- [PROBLEM STATEMENT] Return the items from the line with "- module-211-spec-1: 230V: [312, 588, 336, 599]" through the line with "- mains-spec: 230V 50Hz~: [36, 555, 109, 569]", unchanged and in the same order.

- [INFORMATION SHOWN]
☆ ☆ ☆ ☆ ☆

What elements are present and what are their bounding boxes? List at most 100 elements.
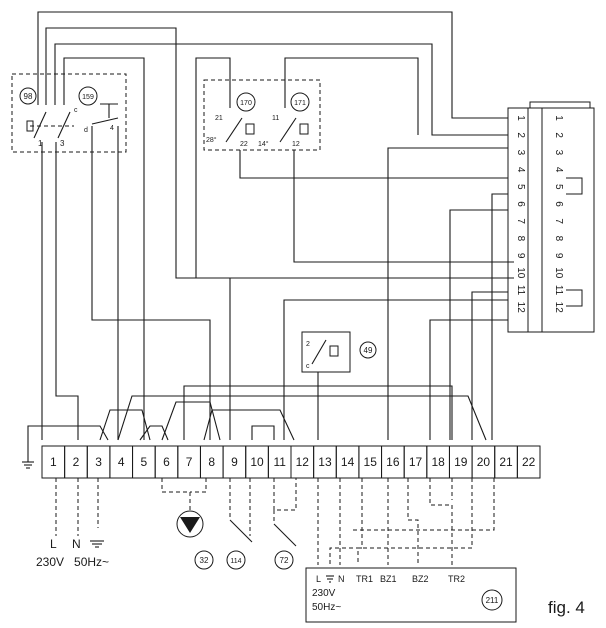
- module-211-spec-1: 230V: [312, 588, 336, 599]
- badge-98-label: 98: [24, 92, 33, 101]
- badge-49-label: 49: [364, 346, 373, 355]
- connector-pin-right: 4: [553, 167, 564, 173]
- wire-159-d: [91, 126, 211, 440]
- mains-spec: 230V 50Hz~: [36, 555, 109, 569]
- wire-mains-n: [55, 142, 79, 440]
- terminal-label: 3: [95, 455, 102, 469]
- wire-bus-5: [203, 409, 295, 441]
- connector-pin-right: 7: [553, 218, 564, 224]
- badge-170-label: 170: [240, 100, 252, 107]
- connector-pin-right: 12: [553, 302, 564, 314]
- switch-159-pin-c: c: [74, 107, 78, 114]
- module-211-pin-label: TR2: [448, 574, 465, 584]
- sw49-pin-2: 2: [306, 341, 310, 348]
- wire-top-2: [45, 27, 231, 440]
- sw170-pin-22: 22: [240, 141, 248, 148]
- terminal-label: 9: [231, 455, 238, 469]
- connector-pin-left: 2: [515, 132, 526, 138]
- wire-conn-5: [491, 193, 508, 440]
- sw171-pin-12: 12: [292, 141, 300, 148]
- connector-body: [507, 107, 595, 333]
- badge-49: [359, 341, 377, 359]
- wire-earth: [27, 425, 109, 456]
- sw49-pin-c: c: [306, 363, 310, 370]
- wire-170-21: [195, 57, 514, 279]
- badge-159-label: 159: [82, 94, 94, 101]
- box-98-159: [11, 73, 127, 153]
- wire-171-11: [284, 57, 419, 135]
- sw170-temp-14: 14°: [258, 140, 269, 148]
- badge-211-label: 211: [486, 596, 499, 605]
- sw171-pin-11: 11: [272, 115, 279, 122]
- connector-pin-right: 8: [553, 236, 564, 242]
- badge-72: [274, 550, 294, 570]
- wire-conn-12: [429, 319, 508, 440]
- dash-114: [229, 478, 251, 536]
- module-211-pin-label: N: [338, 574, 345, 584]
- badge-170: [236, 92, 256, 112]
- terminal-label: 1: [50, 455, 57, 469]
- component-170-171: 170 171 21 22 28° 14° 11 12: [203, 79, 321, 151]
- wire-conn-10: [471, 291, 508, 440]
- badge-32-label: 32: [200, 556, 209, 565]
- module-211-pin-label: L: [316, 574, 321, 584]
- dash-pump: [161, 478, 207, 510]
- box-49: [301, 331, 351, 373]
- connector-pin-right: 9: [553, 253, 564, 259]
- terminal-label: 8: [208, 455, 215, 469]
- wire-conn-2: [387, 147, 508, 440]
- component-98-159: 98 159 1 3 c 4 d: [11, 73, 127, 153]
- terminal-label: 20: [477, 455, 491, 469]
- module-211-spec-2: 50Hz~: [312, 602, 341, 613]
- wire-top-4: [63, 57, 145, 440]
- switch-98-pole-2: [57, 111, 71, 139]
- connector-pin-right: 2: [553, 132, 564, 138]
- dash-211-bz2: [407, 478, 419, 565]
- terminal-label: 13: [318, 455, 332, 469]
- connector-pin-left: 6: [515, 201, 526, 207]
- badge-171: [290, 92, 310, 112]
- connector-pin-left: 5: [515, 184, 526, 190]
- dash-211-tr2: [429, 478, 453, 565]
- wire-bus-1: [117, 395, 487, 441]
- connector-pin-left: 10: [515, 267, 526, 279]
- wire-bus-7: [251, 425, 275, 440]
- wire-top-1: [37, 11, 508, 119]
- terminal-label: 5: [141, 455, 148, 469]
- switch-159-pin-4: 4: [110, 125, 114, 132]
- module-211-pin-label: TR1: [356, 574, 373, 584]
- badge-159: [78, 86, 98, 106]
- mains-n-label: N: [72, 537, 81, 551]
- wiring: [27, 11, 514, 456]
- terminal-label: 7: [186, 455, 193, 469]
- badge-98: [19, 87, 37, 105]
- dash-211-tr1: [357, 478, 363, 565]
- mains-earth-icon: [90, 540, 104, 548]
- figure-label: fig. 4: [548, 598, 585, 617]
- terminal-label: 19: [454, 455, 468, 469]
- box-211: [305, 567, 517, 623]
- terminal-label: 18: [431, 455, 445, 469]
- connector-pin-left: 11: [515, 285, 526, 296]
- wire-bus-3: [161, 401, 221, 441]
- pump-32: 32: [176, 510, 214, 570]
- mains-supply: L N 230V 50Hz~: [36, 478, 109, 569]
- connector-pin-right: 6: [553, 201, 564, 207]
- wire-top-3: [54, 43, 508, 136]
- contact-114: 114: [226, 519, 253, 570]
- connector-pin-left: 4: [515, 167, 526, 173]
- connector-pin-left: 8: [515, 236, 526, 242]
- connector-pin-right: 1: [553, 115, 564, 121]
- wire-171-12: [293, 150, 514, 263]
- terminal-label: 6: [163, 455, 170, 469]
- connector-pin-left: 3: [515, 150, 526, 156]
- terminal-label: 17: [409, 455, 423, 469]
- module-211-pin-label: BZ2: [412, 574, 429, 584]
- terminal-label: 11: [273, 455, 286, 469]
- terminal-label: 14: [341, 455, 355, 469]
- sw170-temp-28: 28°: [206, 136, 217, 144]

☆ ☆ ☆ ☆ ☆

- [OUTPUT OF THE TASK]
- module-211-spec-1: 230V: [312, 588, 336, 599]
- badge-98-label: 98: [24, 92, 33, 101]
- badge-49-label: 49: [364, 346, 373, 355]
- connector-pin-right: 4: [553, 167, 564, 173]
- wire-159-d: [91, 126, 211, 440]
- mains-spec: 230V 50Hz~: [36, 555, 109, 569]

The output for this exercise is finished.